*** Opening GIVEN DATA ***

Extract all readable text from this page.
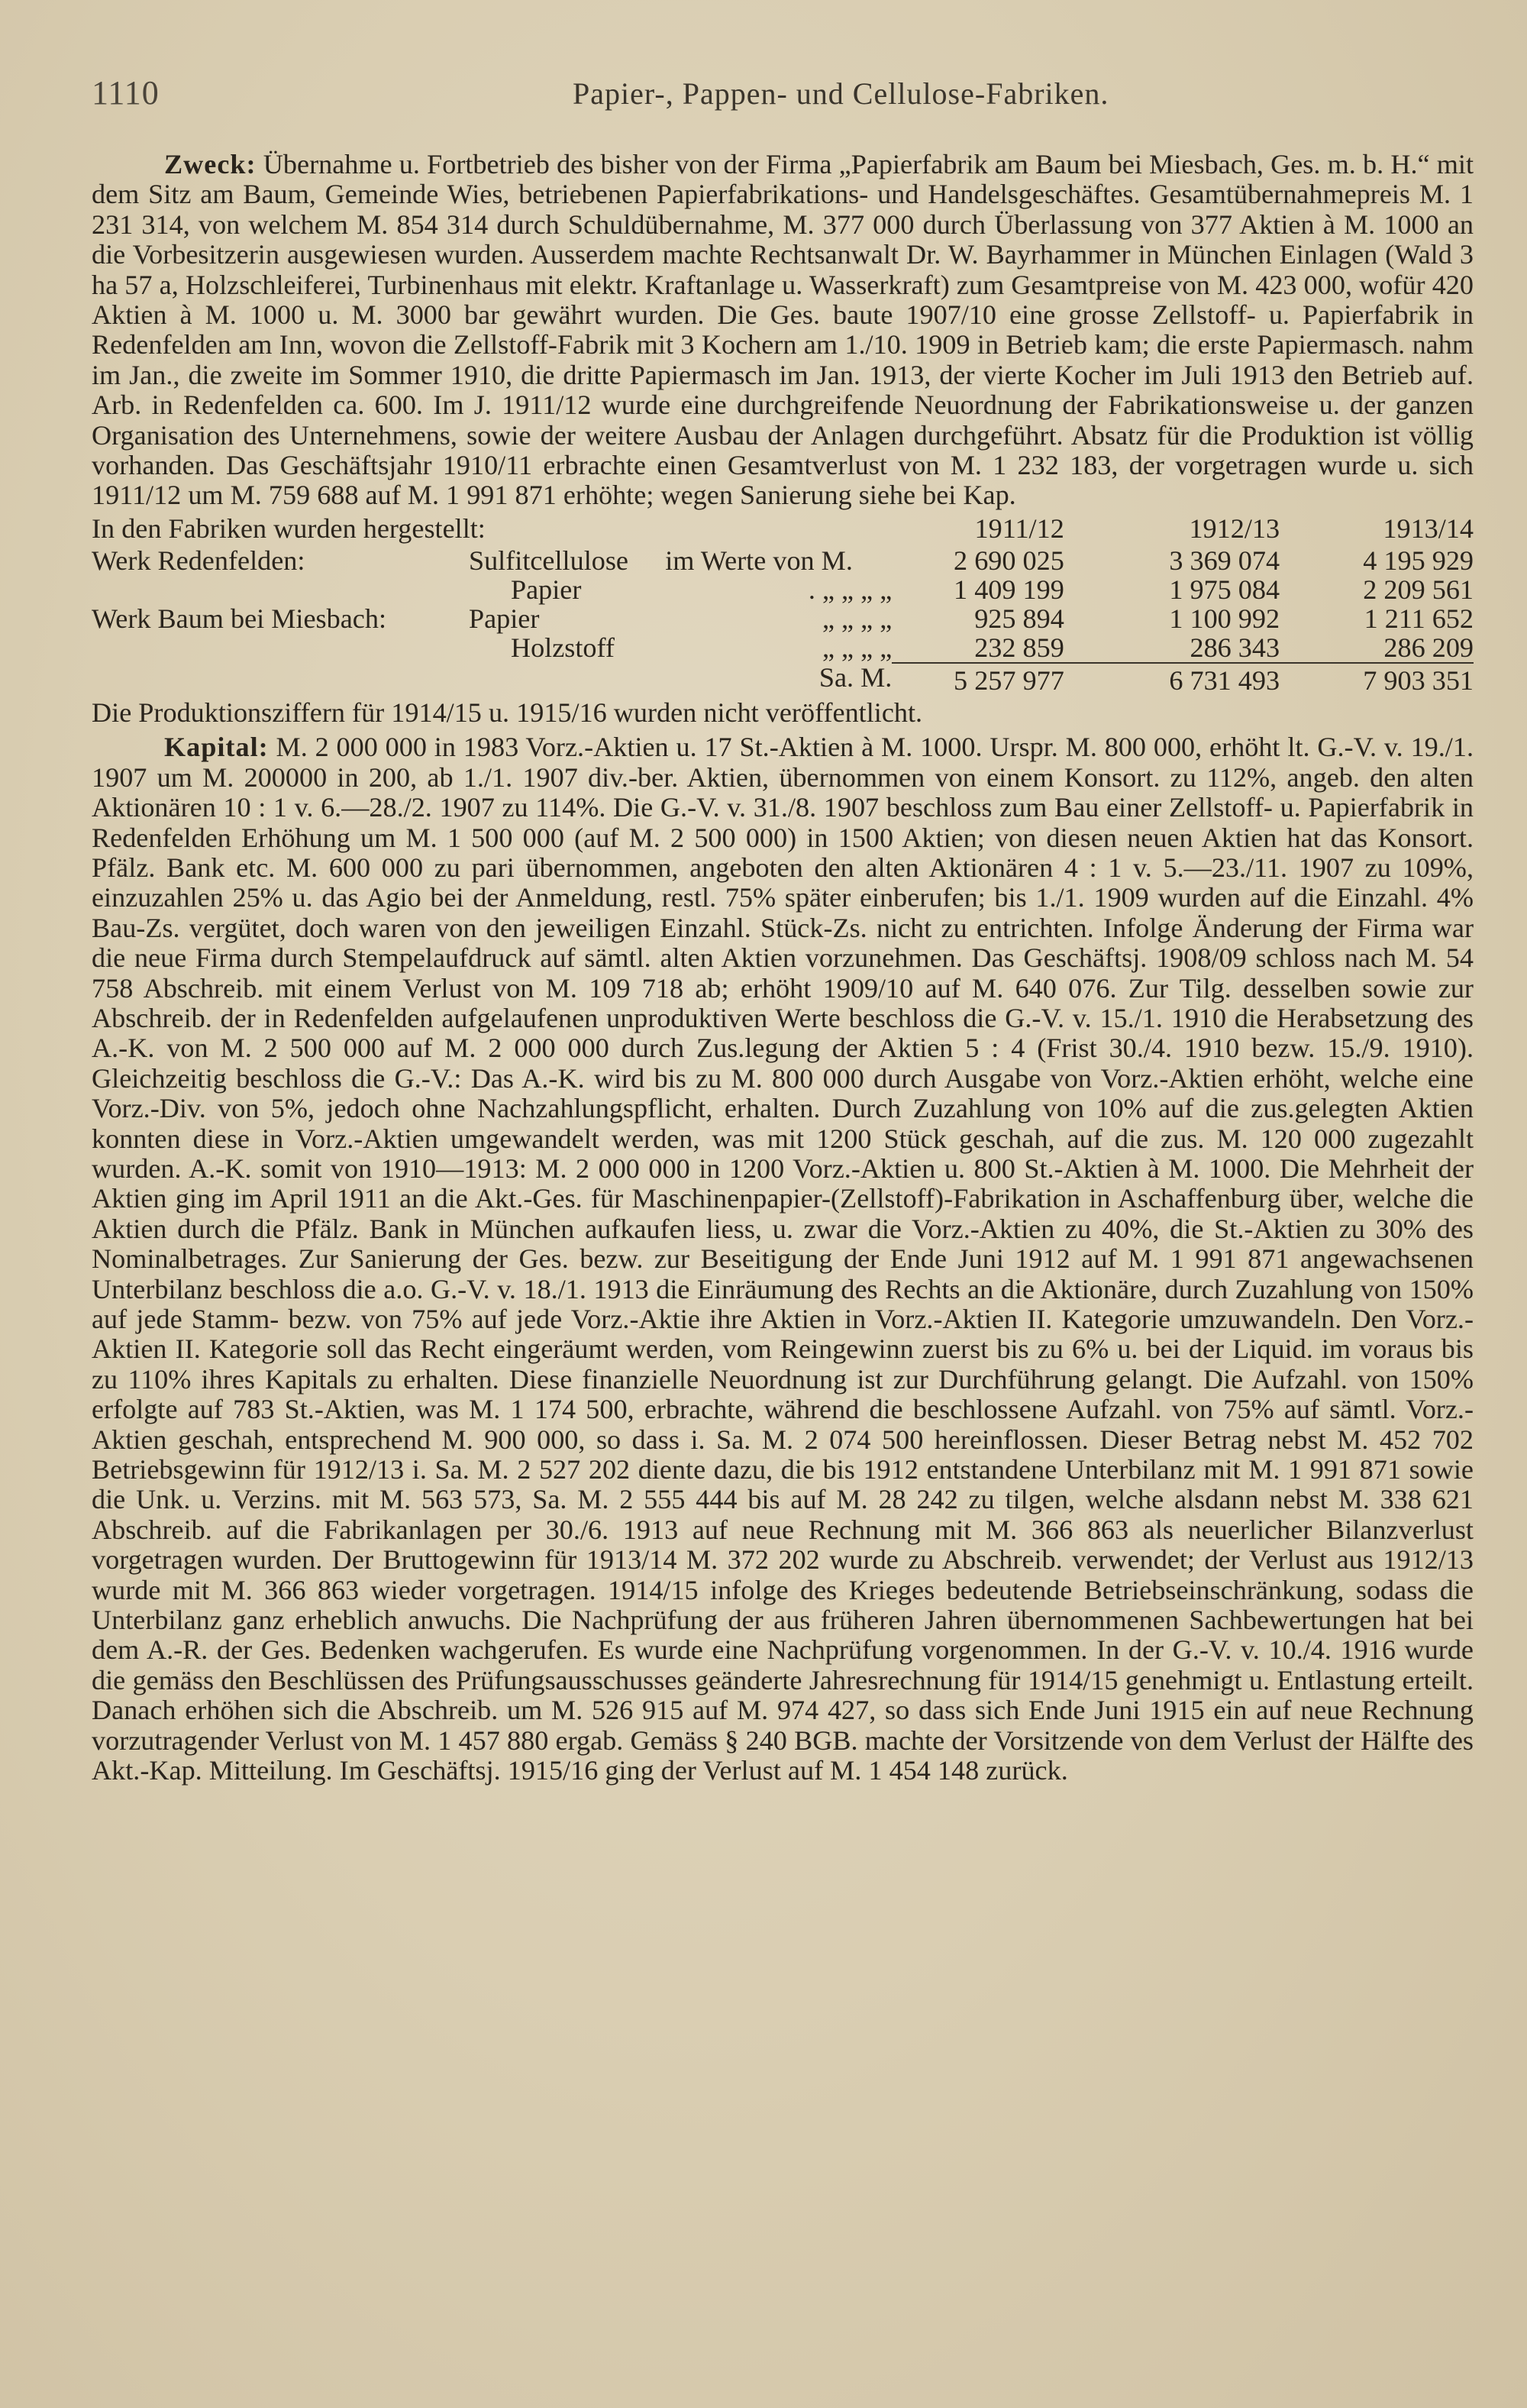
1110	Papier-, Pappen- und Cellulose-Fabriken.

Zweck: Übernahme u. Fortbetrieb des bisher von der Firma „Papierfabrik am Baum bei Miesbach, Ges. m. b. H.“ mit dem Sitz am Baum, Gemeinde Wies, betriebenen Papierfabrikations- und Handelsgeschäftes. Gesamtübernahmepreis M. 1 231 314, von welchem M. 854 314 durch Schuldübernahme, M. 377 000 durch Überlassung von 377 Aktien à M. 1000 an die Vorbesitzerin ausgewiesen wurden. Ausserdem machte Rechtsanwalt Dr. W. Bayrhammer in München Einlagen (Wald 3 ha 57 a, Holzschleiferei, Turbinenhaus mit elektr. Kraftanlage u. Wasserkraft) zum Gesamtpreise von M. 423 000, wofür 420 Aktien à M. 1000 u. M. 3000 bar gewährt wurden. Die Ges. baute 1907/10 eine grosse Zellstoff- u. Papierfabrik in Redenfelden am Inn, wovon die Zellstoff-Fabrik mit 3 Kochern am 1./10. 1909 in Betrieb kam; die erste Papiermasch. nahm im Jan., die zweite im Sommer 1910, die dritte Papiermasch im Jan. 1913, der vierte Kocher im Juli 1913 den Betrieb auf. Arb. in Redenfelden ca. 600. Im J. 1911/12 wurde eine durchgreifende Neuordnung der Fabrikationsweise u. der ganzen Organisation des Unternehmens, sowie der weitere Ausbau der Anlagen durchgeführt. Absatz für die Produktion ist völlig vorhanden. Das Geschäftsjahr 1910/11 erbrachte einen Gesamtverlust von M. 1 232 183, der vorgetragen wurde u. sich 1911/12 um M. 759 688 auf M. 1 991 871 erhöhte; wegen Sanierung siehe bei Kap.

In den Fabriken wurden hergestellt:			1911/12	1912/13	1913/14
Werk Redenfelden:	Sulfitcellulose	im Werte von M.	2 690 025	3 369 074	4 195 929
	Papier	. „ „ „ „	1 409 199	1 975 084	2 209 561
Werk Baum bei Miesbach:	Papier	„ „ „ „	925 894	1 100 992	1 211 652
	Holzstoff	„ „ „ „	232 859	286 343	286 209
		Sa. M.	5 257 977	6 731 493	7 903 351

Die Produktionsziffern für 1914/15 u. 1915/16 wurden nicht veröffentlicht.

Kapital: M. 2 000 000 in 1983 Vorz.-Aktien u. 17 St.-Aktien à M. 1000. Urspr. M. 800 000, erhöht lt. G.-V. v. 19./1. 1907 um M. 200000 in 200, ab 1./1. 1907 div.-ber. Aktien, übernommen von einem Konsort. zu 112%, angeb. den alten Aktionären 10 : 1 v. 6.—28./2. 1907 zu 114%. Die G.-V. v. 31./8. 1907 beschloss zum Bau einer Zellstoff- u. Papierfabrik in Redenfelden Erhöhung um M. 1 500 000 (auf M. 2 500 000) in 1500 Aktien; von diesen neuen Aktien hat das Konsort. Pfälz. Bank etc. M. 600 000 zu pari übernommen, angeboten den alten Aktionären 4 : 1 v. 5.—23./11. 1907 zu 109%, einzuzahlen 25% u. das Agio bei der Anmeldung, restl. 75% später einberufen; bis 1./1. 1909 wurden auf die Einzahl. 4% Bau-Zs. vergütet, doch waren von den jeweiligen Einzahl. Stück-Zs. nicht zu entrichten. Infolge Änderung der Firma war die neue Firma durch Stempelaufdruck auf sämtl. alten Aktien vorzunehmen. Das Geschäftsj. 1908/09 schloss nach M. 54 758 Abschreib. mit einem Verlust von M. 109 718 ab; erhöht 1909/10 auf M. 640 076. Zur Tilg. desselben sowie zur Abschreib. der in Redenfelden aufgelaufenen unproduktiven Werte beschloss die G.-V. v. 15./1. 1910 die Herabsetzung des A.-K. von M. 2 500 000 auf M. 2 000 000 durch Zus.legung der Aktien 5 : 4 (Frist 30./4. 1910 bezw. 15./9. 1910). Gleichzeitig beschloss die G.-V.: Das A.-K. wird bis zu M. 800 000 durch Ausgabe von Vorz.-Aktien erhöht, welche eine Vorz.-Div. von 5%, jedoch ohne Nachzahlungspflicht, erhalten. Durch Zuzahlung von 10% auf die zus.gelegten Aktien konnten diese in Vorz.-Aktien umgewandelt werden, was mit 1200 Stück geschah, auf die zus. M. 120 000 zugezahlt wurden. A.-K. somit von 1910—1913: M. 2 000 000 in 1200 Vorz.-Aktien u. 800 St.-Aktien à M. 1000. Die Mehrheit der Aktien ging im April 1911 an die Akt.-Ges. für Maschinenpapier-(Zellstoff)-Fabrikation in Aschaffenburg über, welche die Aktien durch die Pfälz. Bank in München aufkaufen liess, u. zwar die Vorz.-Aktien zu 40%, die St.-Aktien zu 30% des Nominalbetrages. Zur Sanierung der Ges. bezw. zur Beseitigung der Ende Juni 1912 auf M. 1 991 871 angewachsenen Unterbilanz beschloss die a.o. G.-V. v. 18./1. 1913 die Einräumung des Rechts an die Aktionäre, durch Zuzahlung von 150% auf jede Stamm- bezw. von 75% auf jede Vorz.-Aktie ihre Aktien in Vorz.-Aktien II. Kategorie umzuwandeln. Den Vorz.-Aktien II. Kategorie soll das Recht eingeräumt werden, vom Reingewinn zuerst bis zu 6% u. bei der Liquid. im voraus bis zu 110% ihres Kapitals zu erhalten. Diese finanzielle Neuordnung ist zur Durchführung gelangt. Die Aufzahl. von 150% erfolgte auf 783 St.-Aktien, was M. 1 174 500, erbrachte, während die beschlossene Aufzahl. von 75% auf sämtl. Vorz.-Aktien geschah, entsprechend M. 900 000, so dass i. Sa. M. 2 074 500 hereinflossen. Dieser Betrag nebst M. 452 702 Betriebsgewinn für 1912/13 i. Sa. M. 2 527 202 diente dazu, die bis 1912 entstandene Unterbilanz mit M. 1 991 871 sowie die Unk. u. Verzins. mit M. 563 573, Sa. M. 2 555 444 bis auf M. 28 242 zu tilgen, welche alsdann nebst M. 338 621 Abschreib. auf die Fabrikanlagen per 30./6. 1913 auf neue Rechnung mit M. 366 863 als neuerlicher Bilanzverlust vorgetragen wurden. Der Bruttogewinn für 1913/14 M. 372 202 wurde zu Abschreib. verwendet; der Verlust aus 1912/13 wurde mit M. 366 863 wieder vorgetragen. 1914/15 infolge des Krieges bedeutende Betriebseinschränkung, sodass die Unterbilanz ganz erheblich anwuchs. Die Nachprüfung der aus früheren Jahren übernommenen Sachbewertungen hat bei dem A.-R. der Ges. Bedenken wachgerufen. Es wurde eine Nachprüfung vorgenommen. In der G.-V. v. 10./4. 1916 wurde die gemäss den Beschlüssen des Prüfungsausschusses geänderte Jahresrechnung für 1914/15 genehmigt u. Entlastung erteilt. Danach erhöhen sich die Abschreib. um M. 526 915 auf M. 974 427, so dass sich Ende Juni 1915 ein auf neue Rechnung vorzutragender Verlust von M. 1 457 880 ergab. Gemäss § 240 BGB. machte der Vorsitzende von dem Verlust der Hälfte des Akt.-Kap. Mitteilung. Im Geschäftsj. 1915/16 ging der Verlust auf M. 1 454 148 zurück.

*** Closing GIVEN DATA ***
*** Opening GIVEN DATA ***

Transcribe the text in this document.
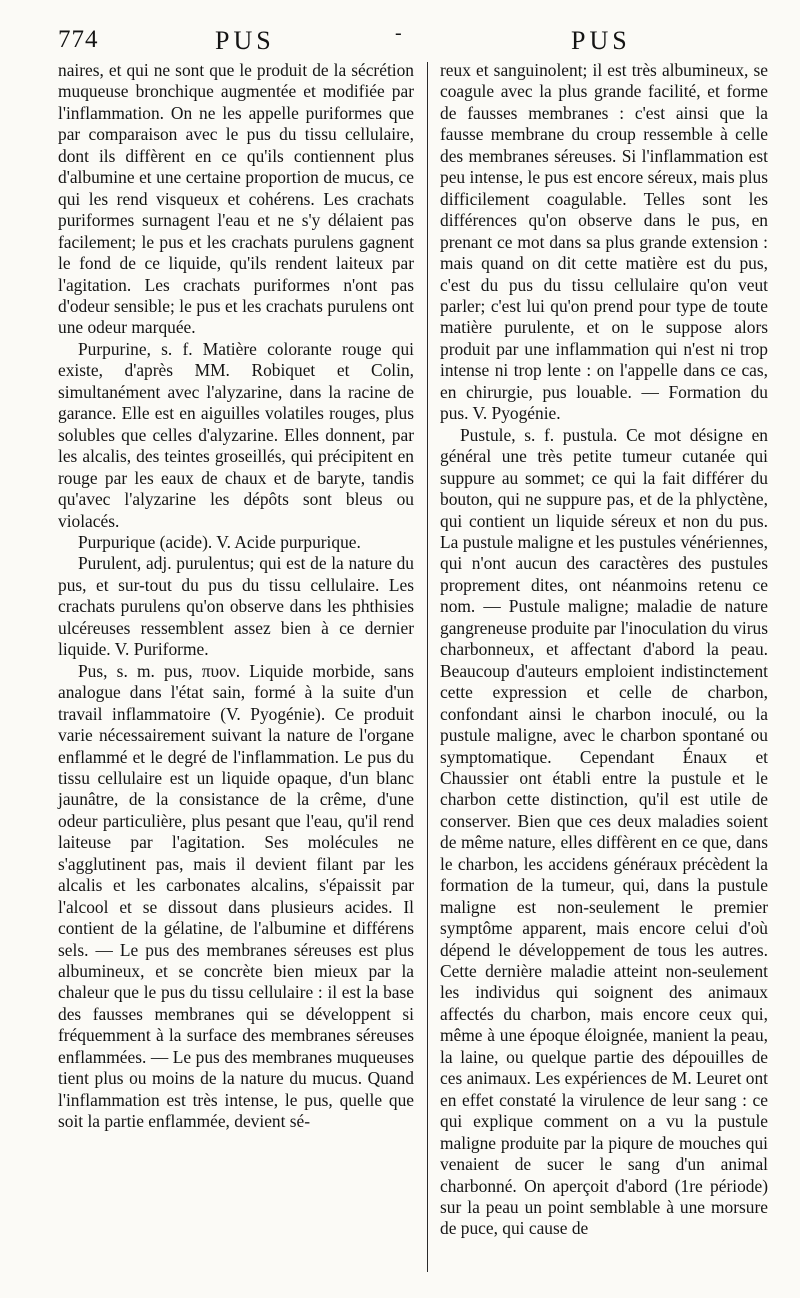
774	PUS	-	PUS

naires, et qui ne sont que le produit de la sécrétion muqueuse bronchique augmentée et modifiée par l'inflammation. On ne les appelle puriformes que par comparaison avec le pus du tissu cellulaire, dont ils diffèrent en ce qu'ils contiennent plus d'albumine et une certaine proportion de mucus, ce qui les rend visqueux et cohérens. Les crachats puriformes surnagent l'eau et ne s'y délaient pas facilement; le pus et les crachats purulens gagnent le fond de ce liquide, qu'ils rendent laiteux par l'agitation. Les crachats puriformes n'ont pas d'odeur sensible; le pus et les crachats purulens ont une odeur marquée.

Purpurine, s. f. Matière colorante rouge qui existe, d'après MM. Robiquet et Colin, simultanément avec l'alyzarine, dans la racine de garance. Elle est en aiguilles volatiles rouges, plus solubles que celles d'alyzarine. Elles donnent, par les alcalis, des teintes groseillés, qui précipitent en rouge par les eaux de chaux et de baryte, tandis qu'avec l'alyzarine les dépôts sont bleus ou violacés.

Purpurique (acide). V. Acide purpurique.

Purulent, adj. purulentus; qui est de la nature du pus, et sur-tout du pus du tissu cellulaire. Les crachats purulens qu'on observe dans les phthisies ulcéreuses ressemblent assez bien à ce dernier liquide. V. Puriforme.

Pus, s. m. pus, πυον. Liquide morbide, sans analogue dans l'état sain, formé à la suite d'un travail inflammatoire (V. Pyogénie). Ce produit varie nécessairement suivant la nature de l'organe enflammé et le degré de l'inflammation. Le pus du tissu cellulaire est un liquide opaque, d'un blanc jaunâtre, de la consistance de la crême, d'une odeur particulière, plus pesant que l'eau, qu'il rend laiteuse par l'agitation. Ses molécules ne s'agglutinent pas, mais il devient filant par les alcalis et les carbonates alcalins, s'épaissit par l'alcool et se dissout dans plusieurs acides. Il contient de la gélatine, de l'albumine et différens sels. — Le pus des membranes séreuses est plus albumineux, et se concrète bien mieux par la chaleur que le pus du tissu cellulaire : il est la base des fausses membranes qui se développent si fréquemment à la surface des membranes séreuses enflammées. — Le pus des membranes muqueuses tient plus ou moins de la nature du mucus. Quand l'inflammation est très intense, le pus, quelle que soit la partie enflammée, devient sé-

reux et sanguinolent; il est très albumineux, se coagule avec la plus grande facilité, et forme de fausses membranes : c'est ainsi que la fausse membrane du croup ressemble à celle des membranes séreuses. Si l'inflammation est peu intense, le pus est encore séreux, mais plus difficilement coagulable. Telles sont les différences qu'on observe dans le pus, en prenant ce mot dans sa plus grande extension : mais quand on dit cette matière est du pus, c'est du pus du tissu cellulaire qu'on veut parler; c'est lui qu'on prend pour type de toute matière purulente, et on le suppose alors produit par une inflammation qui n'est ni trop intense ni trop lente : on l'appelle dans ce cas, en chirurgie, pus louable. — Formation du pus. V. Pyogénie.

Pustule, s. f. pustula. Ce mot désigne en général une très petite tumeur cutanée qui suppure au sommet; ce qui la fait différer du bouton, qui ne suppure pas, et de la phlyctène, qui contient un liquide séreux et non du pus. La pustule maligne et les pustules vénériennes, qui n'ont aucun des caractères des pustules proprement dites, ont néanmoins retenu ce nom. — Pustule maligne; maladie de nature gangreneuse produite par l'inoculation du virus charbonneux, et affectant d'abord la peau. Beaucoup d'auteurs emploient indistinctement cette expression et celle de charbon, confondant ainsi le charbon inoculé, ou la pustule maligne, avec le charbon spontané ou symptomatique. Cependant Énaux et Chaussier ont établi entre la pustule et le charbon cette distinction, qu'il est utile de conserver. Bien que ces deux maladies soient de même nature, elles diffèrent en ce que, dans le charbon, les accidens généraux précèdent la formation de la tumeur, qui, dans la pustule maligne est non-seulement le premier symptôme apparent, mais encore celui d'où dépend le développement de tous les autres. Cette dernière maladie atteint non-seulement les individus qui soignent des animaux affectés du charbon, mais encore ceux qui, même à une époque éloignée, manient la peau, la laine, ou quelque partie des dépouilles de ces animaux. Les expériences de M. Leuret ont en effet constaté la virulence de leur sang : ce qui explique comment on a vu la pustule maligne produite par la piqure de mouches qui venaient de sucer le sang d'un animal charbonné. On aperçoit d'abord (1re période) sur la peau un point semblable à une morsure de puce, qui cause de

*** Closing GIVEN DATA ***

> TASK DIRECTIONS
Copy every line of the entries above in which "Werk" occurs.

> EXERCISE SOLUTION
Werk Redenfelden:	Sulfitcellulose	im Werte von M.	2 690 025	3 369 074	4 195 929
Werk Baum bei Miesbach:	Papier	„ „ „ „	925 894	1 100 992	1 211 652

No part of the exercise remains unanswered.